**Work to do:** Every line that contains the word "this" should be copied out.
[Working data start]
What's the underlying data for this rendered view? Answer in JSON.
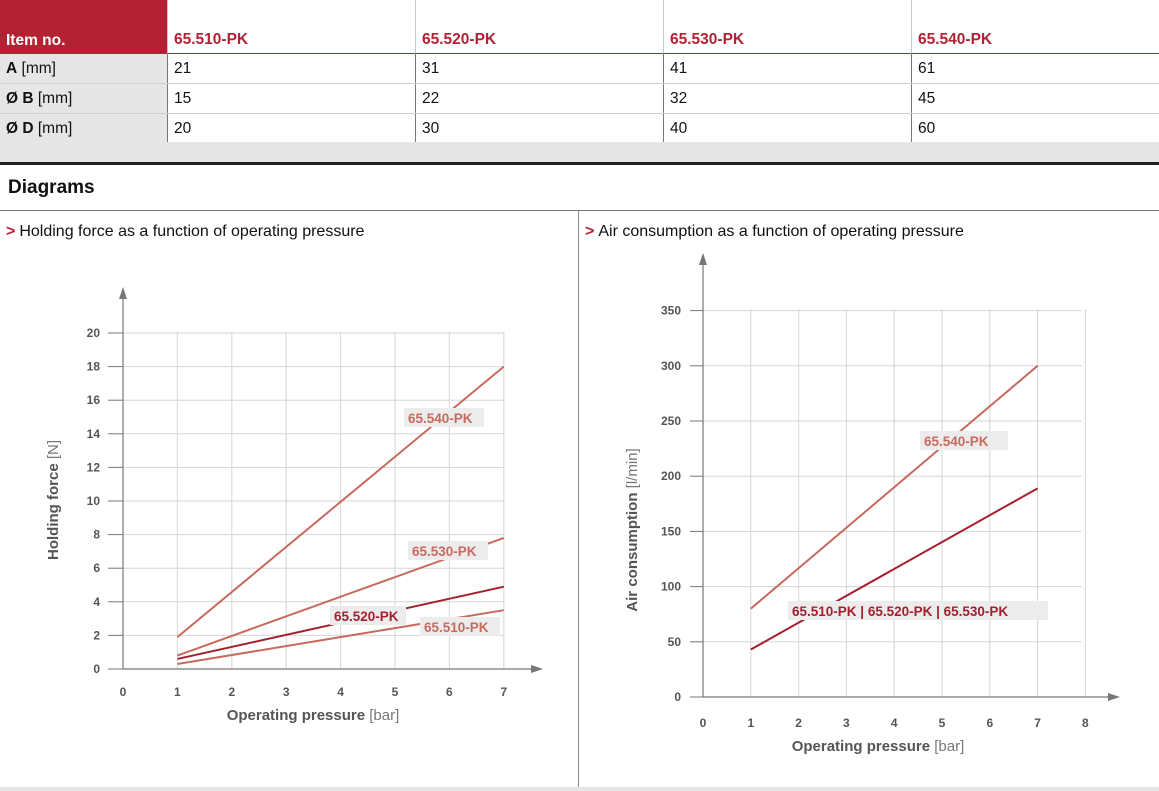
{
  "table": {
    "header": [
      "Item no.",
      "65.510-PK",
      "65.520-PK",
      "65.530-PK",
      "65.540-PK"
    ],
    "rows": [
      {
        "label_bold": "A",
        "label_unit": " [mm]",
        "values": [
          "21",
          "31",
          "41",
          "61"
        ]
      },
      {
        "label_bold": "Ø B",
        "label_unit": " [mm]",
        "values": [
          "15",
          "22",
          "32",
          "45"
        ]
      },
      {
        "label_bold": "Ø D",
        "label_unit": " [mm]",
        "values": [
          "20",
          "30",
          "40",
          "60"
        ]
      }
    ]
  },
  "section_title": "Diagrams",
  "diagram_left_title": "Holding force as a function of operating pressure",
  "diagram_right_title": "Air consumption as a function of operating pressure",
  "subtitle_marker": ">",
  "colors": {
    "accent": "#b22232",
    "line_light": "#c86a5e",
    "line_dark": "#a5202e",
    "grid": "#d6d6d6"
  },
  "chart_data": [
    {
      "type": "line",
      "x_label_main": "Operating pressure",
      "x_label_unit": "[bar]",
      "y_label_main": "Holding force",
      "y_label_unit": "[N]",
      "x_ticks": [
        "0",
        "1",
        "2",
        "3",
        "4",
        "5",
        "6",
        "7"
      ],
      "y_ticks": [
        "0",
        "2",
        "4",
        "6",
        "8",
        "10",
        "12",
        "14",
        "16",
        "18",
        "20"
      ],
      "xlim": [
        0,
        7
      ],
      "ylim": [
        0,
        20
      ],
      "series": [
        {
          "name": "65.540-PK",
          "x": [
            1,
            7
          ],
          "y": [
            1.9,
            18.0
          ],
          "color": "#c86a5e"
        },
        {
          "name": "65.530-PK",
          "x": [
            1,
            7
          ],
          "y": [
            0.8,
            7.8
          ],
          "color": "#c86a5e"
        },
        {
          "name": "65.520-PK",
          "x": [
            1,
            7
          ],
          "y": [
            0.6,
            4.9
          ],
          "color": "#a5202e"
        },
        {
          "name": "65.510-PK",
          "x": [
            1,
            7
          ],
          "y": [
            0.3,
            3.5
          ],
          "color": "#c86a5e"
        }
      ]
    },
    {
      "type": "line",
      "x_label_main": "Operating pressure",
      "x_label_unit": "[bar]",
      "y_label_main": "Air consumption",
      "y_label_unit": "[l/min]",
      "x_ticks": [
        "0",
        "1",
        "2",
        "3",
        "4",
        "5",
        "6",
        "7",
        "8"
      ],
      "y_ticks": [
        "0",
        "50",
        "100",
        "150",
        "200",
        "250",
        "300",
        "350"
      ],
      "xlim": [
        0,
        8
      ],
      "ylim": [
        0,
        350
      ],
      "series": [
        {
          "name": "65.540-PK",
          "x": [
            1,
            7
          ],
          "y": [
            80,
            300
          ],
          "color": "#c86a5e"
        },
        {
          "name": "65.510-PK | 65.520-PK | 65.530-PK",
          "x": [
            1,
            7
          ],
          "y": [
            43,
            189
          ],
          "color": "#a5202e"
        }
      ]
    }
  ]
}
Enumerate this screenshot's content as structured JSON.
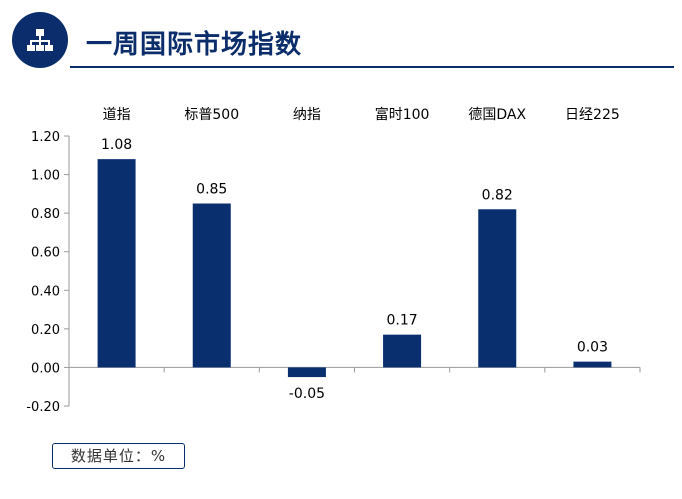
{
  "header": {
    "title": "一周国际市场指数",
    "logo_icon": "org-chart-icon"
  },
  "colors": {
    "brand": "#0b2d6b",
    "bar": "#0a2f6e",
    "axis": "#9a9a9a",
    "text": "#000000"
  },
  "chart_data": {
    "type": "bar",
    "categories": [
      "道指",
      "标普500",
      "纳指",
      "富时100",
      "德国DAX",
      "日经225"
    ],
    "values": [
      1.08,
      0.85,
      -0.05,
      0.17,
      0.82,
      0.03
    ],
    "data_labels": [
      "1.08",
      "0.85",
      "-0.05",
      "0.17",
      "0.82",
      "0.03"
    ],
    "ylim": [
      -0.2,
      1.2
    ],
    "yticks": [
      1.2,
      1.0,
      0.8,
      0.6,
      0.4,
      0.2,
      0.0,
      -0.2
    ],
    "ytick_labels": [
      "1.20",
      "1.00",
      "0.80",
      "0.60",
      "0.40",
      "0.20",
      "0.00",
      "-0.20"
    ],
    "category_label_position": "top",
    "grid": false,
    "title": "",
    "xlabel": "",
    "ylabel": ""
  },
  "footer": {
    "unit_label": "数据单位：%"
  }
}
[Working data end]
**Complete answer:**
What's the underlying data for this rendered view? Answer in JSON.
Enumerate this screenshot's content as structured JSON.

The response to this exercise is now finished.